▶ [YOUR INSTRUCTIONS] Show every line that has the string "Signal" in it.
━━━━━ PROVIDED RECORDS
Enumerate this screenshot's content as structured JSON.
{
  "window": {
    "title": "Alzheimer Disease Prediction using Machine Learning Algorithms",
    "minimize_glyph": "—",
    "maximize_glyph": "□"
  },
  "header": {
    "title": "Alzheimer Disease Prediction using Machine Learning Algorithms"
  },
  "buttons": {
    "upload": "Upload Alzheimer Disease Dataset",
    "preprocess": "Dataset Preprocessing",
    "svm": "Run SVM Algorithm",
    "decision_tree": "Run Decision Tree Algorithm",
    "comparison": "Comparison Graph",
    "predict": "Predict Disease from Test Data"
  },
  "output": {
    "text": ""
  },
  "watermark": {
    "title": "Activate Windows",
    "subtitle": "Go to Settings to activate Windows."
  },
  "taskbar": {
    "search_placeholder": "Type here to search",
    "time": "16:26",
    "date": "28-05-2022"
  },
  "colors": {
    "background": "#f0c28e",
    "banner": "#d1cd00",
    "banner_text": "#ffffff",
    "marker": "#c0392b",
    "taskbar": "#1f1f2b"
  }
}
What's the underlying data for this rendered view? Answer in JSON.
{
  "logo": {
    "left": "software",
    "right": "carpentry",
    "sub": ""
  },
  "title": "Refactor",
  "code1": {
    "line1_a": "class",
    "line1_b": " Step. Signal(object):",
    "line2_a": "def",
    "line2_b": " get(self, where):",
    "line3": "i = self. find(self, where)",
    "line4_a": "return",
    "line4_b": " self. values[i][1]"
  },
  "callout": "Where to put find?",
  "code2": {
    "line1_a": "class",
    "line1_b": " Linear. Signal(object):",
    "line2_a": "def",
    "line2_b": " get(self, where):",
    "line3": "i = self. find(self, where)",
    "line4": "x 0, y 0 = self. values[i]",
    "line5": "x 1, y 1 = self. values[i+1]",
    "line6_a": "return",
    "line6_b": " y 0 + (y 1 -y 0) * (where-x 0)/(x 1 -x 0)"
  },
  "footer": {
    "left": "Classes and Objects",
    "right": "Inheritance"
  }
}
━━━━━━━━━━
▶ [SOLUTION FOR THIS EXERCISE]
    "line1_b": " Step. Signal(object):",
    "line1_b": " Linear. Signal(object):",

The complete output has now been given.